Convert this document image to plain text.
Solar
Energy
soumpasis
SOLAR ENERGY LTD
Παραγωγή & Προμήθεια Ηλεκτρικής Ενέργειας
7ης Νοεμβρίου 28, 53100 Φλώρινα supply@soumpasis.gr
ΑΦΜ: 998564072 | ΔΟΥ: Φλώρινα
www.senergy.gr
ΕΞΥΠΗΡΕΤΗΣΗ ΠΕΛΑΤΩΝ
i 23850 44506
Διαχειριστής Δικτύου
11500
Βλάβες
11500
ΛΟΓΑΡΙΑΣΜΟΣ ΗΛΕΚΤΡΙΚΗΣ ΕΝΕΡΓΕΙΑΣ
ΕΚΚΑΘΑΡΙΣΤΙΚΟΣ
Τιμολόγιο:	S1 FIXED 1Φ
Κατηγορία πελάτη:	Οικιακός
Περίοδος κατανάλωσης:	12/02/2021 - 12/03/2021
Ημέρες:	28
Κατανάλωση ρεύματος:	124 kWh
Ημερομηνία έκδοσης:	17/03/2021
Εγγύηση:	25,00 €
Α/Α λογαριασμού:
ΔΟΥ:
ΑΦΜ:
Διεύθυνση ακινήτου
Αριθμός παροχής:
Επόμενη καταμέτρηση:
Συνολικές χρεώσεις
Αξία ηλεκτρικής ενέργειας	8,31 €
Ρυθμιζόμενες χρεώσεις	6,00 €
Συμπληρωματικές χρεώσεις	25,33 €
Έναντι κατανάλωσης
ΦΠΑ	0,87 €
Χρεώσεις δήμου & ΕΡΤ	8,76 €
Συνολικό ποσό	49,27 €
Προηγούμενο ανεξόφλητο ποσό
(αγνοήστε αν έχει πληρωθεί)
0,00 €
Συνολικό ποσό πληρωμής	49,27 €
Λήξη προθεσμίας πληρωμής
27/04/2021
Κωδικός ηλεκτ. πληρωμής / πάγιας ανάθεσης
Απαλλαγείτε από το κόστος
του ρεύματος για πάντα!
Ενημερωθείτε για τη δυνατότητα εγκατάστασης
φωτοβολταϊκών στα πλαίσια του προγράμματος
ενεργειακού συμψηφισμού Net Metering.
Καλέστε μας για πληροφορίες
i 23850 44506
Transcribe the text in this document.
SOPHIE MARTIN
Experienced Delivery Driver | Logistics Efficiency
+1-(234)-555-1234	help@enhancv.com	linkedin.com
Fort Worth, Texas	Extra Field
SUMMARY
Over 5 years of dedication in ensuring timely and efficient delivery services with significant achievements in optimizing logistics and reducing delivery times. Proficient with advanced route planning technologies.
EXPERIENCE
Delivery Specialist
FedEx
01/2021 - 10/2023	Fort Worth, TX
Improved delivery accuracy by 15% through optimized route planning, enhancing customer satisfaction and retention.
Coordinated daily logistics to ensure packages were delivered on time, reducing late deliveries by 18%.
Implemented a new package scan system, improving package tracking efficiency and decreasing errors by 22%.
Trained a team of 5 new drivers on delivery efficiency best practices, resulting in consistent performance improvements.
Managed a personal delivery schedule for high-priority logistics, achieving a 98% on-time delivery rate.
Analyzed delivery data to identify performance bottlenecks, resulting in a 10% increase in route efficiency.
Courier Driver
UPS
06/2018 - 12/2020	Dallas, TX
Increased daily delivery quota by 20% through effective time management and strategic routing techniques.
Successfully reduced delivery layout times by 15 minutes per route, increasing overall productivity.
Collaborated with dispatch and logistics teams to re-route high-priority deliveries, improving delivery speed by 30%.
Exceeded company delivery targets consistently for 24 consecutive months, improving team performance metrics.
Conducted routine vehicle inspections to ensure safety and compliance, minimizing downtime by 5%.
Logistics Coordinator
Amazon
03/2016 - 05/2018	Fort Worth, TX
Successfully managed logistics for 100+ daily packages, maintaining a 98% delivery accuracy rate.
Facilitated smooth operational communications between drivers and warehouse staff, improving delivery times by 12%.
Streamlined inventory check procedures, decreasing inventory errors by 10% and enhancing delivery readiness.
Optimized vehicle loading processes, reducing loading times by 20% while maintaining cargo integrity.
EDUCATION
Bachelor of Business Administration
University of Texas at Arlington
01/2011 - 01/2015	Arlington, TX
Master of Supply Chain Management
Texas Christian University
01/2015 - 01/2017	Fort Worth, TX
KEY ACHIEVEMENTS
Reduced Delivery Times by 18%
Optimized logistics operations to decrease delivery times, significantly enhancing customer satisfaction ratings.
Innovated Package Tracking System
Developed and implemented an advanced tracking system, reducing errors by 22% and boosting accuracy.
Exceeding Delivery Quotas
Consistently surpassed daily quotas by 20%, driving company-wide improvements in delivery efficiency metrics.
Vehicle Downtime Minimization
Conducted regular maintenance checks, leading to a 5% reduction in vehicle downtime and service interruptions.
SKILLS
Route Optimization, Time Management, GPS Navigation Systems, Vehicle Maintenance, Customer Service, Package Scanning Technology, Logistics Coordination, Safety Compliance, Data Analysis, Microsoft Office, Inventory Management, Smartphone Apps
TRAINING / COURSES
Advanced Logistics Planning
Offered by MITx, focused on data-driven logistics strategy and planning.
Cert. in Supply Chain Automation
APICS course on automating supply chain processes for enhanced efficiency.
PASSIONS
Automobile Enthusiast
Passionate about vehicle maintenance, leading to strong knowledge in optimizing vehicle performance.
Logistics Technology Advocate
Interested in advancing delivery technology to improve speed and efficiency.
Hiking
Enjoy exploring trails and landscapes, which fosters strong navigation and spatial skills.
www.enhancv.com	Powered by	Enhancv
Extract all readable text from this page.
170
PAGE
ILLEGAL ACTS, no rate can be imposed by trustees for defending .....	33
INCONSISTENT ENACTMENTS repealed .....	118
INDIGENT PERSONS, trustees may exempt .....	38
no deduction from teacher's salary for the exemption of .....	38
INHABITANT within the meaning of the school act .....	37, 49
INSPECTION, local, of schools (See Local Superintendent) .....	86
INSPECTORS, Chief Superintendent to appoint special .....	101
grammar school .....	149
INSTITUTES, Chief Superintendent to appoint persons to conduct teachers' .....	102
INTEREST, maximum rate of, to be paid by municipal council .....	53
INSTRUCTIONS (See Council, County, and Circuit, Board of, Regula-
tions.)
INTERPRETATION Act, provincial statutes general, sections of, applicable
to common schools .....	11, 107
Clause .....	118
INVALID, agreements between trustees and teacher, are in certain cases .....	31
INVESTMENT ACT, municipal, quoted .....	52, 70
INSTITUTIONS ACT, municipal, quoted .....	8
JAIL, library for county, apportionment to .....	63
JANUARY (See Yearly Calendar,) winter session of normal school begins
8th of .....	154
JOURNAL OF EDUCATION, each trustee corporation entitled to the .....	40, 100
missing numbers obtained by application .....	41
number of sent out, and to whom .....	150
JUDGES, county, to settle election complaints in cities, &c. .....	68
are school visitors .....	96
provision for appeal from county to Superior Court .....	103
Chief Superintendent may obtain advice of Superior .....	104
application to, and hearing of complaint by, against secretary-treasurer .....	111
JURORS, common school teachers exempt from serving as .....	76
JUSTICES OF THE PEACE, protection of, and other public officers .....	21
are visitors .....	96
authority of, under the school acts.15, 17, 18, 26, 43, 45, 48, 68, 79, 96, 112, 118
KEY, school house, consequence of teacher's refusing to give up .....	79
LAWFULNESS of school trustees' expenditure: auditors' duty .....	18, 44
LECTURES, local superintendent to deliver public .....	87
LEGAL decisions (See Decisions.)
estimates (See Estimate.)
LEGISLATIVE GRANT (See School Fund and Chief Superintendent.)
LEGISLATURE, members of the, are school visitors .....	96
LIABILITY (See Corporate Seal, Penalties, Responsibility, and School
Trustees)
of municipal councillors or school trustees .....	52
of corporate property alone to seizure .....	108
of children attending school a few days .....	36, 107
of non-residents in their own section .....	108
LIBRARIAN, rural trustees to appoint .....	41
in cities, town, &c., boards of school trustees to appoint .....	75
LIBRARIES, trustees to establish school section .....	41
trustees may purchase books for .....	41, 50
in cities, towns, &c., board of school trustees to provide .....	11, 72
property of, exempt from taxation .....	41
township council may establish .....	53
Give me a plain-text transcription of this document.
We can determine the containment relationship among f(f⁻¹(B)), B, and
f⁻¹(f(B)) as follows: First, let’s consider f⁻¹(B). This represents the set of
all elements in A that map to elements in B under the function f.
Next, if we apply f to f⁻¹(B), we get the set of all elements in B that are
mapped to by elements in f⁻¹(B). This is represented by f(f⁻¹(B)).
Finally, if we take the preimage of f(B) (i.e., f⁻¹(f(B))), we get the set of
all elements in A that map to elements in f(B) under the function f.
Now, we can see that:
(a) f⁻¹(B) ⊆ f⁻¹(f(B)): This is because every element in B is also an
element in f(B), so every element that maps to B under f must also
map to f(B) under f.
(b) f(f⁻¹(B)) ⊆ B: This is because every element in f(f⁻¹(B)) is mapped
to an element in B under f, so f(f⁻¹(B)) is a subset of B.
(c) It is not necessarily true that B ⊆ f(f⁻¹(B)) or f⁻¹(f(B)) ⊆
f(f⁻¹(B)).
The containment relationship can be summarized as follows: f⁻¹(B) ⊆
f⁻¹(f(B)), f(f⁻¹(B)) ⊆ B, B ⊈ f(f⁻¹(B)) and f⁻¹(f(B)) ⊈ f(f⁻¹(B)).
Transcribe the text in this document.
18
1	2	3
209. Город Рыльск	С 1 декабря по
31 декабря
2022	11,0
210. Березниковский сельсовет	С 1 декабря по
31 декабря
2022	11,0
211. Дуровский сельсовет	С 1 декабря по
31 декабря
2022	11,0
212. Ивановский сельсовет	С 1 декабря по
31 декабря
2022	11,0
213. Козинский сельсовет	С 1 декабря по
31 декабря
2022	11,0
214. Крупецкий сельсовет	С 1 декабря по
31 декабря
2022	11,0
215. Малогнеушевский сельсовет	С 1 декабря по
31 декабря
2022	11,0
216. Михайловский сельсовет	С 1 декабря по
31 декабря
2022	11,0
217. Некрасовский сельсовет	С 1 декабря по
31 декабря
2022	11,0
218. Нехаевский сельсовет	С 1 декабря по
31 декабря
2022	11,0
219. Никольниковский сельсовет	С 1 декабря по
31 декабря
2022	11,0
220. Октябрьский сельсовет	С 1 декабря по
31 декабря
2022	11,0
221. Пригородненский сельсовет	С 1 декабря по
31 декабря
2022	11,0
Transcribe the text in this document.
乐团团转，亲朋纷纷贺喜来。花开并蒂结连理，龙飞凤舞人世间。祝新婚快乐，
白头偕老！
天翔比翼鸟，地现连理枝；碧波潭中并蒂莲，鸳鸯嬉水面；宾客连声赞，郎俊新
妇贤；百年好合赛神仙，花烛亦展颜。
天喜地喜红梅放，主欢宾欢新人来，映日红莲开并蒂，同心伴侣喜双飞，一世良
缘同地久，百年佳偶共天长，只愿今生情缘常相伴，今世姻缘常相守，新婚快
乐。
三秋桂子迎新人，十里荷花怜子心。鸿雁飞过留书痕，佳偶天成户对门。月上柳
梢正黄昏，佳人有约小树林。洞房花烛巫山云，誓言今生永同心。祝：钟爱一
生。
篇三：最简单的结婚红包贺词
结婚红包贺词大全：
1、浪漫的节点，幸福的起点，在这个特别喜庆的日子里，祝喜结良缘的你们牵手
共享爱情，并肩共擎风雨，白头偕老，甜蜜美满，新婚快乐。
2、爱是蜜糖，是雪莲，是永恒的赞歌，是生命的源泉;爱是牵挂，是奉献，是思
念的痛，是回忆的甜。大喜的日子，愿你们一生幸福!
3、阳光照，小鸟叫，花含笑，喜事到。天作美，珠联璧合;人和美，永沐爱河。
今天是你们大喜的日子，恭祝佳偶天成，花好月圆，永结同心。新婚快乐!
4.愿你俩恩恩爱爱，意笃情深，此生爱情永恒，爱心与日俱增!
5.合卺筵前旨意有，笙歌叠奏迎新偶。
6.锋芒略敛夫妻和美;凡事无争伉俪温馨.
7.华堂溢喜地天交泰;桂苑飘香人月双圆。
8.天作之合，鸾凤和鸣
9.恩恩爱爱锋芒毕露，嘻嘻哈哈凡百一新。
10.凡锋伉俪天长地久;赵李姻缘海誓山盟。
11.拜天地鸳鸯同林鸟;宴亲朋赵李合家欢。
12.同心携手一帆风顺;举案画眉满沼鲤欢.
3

· · · · ·

◆ GOAL ◆
Identify lines with the string "errors". Copy each one.

◆ RESPONSE ◆
Implemented a new package scan system, improving package tracking efficiency and decreasing errors by 22%.
Streamlined inventory check procedures, decreasing inventory errors by 10% and enhancing delivery readiness.
Developed and implemented an advanced tracking system, reducing errors by 22% and boosting accuracy.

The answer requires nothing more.